Find the lines below that contain the string "Powered". Copy each one.

-- begin --

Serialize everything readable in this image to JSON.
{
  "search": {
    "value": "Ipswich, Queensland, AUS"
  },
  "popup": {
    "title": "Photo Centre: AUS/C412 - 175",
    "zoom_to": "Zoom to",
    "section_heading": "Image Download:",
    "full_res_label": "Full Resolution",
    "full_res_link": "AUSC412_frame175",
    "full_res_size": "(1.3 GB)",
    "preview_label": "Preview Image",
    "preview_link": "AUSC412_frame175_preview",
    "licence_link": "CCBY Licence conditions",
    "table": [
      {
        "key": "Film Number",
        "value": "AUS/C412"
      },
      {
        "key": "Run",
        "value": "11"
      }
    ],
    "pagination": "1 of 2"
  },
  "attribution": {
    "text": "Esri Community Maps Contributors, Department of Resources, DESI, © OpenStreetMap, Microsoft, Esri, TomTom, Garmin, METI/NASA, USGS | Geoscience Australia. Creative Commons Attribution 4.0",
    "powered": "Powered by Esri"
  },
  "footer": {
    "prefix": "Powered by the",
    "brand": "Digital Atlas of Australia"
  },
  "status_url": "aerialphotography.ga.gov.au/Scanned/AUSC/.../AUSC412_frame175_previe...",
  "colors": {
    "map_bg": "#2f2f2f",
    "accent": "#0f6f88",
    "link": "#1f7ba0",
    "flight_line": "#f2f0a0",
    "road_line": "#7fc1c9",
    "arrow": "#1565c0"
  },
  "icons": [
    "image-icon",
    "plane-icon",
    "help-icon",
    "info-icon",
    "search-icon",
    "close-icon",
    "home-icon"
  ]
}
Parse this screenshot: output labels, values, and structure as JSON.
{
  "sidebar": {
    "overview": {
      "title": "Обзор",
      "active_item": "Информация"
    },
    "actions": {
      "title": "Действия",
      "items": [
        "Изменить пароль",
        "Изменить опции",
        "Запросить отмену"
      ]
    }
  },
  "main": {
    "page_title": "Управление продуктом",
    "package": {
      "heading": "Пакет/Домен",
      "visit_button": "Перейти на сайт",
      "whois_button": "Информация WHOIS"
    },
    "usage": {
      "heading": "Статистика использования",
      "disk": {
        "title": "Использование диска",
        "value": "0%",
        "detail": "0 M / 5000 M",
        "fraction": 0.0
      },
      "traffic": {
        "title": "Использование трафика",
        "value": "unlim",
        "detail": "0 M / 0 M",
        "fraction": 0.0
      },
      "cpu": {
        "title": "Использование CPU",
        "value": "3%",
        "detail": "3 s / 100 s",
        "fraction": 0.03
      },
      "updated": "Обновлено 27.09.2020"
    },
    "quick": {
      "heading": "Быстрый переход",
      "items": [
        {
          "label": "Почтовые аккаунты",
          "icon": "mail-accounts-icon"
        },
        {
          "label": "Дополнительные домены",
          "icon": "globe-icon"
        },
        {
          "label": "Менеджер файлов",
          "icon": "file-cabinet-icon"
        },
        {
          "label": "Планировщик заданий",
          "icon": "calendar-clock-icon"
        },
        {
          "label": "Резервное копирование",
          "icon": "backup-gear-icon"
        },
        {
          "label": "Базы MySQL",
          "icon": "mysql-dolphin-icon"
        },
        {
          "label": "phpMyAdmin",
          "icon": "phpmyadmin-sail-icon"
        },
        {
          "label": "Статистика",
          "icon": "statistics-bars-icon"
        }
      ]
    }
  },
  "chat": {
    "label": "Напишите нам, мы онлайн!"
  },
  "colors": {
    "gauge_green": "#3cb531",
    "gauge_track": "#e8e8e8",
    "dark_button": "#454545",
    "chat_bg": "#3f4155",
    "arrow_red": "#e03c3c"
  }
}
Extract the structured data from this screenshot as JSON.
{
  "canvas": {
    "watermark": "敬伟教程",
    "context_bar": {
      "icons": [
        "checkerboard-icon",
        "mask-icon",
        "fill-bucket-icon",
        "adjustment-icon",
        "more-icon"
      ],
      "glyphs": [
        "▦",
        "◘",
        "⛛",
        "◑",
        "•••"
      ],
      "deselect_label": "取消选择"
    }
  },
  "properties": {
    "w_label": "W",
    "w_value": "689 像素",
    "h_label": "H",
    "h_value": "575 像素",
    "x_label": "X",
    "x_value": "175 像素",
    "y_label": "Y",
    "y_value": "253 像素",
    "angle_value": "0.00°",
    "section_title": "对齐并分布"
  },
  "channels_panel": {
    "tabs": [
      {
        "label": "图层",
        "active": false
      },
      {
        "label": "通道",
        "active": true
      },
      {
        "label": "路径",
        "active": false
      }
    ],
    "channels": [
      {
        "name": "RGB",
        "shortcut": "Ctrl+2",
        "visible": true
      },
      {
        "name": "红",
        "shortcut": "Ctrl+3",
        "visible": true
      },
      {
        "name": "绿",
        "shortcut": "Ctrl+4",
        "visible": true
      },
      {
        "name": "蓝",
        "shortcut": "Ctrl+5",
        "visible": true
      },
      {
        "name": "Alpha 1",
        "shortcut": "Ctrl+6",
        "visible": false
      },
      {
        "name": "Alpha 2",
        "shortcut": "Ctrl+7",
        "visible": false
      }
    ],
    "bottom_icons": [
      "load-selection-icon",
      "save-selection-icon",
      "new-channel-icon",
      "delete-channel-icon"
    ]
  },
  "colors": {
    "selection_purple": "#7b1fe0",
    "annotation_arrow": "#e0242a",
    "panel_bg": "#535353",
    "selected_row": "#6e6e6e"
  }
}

-- end --

Expected answer:
    "powered": "Powered by Esri"
    "prefix": "Powered by the",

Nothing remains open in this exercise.